:: What the task requires ::
From the listing below, extract every line in which the word "BOLT" appears.

Source data
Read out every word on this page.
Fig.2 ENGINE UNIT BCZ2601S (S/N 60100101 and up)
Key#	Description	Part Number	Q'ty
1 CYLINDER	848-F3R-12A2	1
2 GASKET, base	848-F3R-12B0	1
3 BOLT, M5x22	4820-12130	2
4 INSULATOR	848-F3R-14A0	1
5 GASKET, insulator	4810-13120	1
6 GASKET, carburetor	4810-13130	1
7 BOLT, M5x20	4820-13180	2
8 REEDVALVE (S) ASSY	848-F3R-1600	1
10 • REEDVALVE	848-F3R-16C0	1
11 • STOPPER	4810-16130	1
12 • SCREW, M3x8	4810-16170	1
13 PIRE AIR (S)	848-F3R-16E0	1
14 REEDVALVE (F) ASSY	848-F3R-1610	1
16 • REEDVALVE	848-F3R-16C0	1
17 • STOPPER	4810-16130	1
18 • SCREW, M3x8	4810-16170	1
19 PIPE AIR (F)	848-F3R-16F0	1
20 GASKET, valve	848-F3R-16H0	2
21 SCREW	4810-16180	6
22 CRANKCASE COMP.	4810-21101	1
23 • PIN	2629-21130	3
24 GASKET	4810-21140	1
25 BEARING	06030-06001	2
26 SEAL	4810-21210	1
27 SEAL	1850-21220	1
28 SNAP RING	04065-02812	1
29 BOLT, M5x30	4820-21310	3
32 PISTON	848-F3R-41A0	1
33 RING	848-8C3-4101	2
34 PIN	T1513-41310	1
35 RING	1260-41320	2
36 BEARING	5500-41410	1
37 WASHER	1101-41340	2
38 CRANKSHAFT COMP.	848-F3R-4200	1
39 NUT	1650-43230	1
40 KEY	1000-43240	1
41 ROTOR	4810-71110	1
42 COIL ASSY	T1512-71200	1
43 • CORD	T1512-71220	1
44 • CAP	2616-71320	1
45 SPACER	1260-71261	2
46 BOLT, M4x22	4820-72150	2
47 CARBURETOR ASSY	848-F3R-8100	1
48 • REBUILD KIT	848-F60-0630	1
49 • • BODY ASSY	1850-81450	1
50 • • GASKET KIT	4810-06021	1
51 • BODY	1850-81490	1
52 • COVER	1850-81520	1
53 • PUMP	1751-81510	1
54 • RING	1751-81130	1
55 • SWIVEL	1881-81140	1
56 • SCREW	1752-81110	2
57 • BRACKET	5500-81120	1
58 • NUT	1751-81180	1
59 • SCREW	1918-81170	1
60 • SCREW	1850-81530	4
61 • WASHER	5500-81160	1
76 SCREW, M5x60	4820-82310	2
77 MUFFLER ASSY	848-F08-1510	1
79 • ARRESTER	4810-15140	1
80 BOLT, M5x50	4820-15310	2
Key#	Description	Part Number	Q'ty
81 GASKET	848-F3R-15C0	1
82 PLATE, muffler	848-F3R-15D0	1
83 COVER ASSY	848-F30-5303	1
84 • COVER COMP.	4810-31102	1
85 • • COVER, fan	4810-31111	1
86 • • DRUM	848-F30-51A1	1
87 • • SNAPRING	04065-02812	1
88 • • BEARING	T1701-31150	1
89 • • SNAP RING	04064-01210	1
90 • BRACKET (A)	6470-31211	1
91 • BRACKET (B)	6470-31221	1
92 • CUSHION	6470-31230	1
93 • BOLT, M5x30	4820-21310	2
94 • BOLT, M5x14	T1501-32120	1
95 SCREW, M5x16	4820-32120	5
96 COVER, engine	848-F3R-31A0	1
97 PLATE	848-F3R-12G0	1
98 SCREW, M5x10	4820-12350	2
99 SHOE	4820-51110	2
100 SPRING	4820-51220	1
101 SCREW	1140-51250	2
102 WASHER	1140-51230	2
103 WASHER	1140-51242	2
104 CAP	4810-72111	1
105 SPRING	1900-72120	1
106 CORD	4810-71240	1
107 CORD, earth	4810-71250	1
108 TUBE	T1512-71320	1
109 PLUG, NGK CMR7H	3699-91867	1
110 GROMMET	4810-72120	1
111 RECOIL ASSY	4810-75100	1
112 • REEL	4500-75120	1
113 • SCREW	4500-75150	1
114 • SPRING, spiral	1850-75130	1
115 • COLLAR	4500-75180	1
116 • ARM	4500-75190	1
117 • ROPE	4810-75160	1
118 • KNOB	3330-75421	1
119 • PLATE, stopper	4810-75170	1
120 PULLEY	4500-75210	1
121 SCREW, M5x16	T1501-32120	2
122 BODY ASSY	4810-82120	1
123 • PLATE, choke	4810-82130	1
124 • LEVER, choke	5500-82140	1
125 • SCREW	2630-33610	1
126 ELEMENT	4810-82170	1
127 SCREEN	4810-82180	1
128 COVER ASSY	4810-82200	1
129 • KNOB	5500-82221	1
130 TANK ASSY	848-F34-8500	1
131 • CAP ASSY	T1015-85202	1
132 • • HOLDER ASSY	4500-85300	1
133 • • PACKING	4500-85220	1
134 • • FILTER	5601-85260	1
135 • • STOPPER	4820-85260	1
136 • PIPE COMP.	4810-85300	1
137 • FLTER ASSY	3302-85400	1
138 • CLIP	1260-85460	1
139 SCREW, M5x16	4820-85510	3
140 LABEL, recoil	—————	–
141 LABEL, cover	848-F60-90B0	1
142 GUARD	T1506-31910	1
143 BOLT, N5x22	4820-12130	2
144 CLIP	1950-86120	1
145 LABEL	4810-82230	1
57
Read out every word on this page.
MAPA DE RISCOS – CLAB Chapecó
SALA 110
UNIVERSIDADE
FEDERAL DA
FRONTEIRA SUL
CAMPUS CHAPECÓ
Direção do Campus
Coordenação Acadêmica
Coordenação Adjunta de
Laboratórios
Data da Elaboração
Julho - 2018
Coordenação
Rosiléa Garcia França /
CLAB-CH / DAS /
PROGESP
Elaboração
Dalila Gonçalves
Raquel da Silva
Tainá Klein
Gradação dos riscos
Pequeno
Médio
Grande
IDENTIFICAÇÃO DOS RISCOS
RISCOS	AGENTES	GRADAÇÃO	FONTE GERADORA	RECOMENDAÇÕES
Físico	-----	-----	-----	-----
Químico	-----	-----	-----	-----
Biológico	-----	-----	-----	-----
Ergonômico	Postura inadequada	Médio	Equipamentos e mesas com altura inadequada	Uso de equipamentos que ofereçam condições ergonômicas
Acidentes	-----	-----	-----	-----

:: Response ::
3 BOLT, M5x22	4820-12130	2
7 BOLT, M5x20	4820-13180	2
29 BOLT, M5x30	4820-21310	3
46 BOLT, M4x22	4820-72150	2
80 BOLT, M5x50	4820-15310	2
93 • BOLT, M5x30	4820-21310	2
94 • BOLT, M5x14	T1501-32120	1
143 BOLT, N5x22	4820-12130	2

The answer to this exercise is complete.